■ What you need to do ■
Output the material below in full, exactly as it is.

■ Source records ■
►
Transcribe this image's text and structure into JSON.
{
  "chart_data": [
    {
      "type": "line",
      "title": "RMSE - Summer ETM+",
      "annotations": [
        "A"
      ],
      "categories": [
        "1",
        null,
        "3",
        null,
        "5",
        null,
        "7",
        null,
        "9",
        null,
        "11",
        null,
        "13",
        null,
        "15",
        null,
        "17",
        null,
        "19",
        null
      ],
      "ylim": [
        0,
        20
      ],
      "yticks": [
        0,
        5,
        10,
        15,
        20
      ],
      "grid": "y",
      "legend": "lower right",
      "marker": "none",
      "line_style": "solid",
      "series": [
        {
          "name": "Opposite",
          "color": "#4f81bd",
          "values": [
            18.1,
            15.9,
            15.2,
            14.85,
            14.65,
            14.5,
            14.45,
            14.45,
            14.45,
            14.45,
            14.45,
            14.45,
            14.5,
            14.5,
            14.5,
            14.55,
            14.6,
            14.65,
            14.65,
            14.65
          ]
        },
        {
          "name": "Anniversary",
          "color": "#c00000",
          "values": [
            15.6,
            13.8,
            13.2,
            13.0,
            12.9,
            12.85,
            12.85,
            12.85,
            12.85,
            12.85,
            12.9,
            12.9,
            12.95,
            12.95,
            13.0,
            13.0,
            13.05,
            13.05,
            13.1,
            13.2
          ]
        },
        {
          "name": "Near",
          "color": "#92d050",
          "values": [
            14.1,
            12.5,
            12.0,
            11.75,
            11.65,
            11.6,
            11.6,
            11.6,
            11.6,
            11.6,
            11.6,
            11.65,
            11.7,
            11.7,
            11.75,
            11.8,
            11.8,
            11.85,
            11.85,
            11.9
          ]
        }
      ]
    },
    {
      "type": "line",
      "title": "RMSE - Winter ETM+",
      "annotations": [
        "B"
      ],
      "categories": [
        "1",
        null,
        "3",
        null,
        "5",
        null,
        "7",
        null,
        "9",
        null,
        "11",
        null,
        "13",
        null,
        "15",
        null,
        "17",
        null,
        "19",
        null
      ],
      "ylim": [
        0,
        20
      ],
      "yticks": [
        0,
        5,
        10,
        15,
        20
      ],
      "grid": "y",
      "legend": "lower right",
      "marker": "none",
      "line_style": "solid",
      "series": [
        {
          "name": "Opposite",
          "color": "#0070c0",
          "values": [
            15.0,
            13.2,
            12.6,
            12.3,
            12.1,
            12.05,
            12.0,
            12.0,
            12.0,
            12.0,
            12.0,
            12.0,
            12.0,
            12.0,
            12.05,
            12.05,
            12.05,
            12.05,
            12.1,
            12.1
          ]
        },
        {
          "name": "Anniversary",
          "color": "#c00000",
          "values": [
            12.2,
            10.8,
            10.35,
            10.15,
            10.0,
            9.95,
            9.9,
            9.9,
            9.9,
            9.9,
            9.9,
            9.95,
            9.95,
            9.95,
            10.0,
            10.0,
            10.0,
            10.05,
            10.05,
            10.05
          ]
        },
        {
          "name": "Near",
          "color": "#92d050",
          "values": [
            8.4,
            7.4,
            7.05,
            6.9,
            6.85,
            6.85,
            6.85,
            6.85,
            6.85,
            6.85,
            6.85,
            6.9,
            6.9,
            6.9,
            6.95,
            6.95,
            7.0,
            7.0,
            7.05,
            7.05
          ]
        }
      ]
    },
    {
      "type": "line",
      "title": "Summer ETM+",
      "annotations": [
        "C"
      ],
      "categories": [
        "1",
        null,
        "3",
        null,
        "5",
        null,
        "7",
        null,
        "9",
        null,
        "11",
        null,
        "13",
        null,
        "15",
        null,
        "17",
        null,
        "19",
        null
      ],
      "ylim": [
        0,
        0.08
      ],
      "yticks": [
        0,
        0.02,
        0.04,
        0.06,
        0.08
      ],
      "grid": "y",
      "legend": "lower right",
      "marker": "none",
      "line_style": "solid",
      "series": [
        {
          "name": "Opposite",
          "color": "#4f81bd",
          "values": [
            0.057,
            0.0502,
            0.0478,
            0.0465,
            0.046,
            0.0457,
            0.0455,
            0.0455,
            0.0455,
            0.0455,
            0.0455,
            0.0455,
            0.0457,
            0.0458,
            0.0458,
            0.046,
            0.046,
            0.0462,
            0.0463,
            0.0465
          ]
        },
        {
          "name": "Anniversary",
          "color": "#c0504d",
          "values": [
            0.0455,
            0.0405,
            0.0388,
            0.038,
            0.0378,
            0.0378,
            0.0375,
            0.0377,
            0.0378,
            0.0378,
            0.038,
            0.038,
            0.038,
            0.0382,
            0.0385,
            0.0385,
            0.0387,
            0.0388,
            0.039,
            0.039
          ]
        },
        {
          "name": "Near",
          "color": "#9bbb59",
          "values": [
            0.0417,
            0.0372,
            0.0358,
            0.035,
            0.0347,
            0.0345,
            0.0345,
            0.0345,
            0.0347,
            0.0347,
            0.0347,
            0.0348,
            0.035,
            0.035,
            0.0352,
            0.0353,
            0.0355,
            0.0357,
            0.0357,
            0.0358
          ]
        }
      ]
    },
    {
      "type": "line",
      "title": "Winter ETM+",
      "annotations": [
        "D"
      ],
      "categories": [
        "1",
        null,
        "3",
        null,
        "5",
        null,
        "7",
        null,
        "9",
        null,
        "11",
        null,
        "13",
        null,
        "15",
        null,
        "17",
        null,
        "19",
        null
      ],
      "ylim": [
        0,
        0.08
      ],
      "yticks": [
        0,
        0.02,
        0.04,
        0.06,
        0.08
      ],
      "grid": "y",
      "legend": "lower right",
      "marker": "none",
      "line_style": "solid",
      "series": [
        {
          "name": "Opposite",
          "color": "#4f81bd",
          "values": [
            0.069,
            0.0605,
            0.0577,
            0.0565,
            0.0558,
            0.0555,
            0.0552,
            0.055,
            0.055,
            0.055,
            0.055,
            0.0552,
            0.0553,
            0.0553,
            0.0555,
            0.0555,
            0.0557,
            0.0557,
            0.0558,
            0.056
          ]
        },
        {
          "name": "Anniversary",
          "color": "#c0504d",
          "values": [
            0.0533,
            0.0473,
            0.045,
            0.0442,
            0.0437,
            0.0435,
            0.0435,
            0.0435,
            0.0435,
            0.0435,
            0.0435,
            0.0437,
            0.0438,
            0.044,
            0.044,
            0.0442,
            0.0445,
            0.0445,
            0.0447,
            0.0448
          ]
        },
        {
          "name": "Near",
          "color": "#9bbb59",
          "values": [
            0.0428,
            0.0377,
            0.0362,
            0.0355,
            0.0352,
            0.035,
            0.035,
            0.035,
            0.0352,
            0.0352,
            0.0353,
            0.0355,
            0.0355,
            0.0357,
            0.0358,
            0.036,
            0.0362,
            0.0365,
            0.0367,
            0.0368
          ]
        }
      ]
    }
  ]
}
◄
■ Solution ■
Transcribe this image's text and structure into JSON.
{
  "chart_data": [
    {
      "type": "line",
      "title": "RMSE - Summer ETM+",
      "annotations": [
        "A"
      ],
      "categories": [
        "1",
        null,
        "3",
        null,
        "5",
        null,
        "7",
        null,
        "9",
        null,
        "11",
        null,
        "13",
        null,
        "15",
        null,
        "17",
        null,
        "19",
        null
      ],
      "ylim": [
        0,
        20
      ],
      "yticks": [
        0,
        5,
        10,
        15,
        20
      ],
      "grid": "y",
      "legend": "lower right",
      "marker": "none",
      "line_style": "solid",
      "series": [
        {
          "name": "Opposite",
          "color": "#4f81bd",
          "values": [
            18.1,
            15.9,
            15.2,
            14.85,
            14.65,
            14.5,
            14.45,
            14.45,
            14.45,
            14.45,
            14.45,
            14.45,
            14.5,
            14.5,
            14.5,
            14.55,
            14.6,
            14.65,
            14.65,
            14.65
          ]
        },
        {
          "name": "Anniversary",
          "color": "#c00000",
          "values": [
            15.6,
            13.8,
            13.2,
            13.0,
            12.9,
            12.85,
            12.85,
            12.85,
            12.85,
            12.85,
            12.9,
            12.9,
            12.95,
            12.95,
            13.0,
            13.0,
            13.05,
            13.05,
            13.1,
            13.2
          ]
        },
        {
          "name": "Near",
          "color": "#92d050",
          "values": [
            14.1,
            12.5,
            12.0,
            11.75,
            11.65,
            11.6,
            11.6,
            11.6,
            11.6,
            11.6,
            11.6,
            11.65,
            11.7,
            11.7,
            11.75,
            11.8,
            11.8,
            11.85,
            11.85,
            11.9
          ]
        }
      ]
    },
    {
      "type": "line",
      "title": "RMSE - Winter ETM+",
      "annotations": [
        "B"
      ],
      "categories": [
        "1",
        null,
        "3",
        null,
        "5",
        null,
        "7",
        null,
        "9",
        null,
        "11",
        null,
        "13",
        null,
        "15",
        null,
        "17",
        null,
        "19",
        null
      ],
      "ylim": [
        0,
        20
      ],
      "yticks": [
        0,
        5,
        10,
        15,
        20
      ],
      "grid": "y",
      "legend": "lower right",
      "marker": "none",
      "line_style": "solid",
      "series": [
        {
          "name": "Opposite",
          "color": "#0070c0",
          "values": [
            15.0,
            13.2,
            12.6,
            12.3,
            12.1,
            12.05,
            12.0,
            12.0,
            12.0,
            12.0,
            12.0,
            12.0,
            12.0,
            12.0,
            12.05,
            12.05,
            12.05,
            12.05,
            12.1,
            12.1
          ]
        },
        {
          "name": "Anniversary",
          "color": "#c00000",
          "values": [
            12.2,
            10.8,
            10.35,
            10.15,
            10.0,
            9.95,
            9.9,
            9.9,
            9.9,
            9.9,
            9.9,
            9.95,
            9.95,
            9.95,
            10.0,
            10.0,
            10.0,
            10.05,
            10.05,
            10.05
          ]
        },
        {
          "name": "Near",
          "color": "#92d050",
          "values": [
            8.4,
            7.4,
            7.05,
            6.9,
            6.85,
            6.85,
            6.85,
            6.85,
            6.85,
            6.85,
            6.85,
            6.9,
            6.9,
            6.9,
            6.95,
            6.95,
            7.0,
            7.0,
            7.05,
            7.05
          ]
        }
      ]
    },
    {
      "type": "line",
      "title": "Summer ETM+",
      "annotations": [
        "C"
      ],
      "categories": [
        "1",
        null,
        "3",
        null,
        "5",
        null,
        "7",
        null,
        "9",
        null,
        "11",
        null,
        "13",
        null,
        "15",
        null,
        "17",
        null,
        "19",
        null
      ],
      "ylim": [
        0,
        0.08
      ],
      "yticks": [
        0,
        0.02,
        0.04,
        0.06,
        0.08
      ],
      "grid": "y",
      "legend": "lower right",
      "marker": "none",
      "line_style": "solid",
      "series": [
        {
          "name": "Opposite",
          "color": "#4f81bd",
          "values": [
            0.057,
            0.0502,
            0.0478,
            0.0465,
            0.046,
            0.0457,
            0.0455,
            0.0455,
            0.0455,
            0.0455,
            0.0455,
            0.0455,
            0.0457,
            0.0458,
            0.0458,
            0.046,
            0.046,
            0.0462,
            0.0463,
            0.0465
          ]
        },
        {
          "name": "Anniversary",
          "color": "#c0504d",
          "values": [
            0.0455,
            0.0405,
            0.0388,
            0.038,
            0.0378,
            0.0378,
            0.0375,
            0.0377,
            0.0378,
            0.0378,
            0.038,
            0.038,
            0.038,
            0.0382,
            0.0385,
            0.0385,
            0.0387,
            0.0388,
            0.039,
            0.039
          ]
        },
        {
          "name": "Near",
          "color": "#9bbb59",
          "values": [
            0.0417,
            0.0372,
            0.0358,
            0.035,
            0.0347,
            0.0345,
            0.0345,
            0.0345,
            0.0347,
            0.0347,
            0.0347,
            0.0348,
            0.035,
            0.035,
            0.0352,
            0.0353,
            0.0355,
            0.0357,
            0.0357,
            0.0358
          ]
        }
      ]
    },
    {
      "type": "line",
      "title": "Winter ETM+",
      "annotations": [
        "D"
      ],
      "categories": [
        "1",
        null,
        "3",
        null,
        "5",
        null,
        "7",
        null,
        "9",
        null,
        "11",
        null,
        "13",
        null,
        "15",
        null,
        "17",
        null,
        "19",
        null
      ],
      "ylim": [
        0,
        0.08
      ],
      "yticks": [
        0,
        0.02,
        0.04,
        0.06,
        0.08
      ],
      "grid": "y",
      "legend": "lower right",
      "marker": "none",
      "line_style": "solid",
      "series": [
        {
          "name": "Opposite",
          "color": "#4f81bd",
          "values": [
            0.069,
            0.0605,
            0.0577,
            0.0565,
            0.0558,
            0.0555,
            0.0552,
            0.055,
            0.055,
            0.055,
            0.055,
            0.0552,
            0.0553,
            0.0553,
            0.0555,
            0.0555,
            0.0557,
            0.0557,
            0.0558,
            0.056
          ]
        },
        {
          "name": "Anniversary",
          "color": "#c0504d",
          "values": [
            0.0533,
            0.0473,
            0.045,
            0.0442,
            0.0437,
            0.0435,
            0.0435,
            0.0435,
            0.0435,
            0.0435,
            0.0435,
            0.0437,
            0.0438,
            0.044,
            0.044,
            0.0442,
            0.0445,
            0.0445,
            0.0447,
            0.0448
          ]
        },
        {
          "name": "Near",
          "color": "#9bbb59",
          "values": [
            0.0428,
            0.0377,
            0.0362,
            0.0355,
            0.0352,
            0.035,
            0.035,
            0.035,
            0.0352,
            0.0352,
            0.0353,
            0.0355,
            0.0355,
            0.0357,
            0.0358,
            0.036,
            0.0362,
            0.0365,
            0.0367,
            0.0368
          ]
        }
      ]
    }
  ]
}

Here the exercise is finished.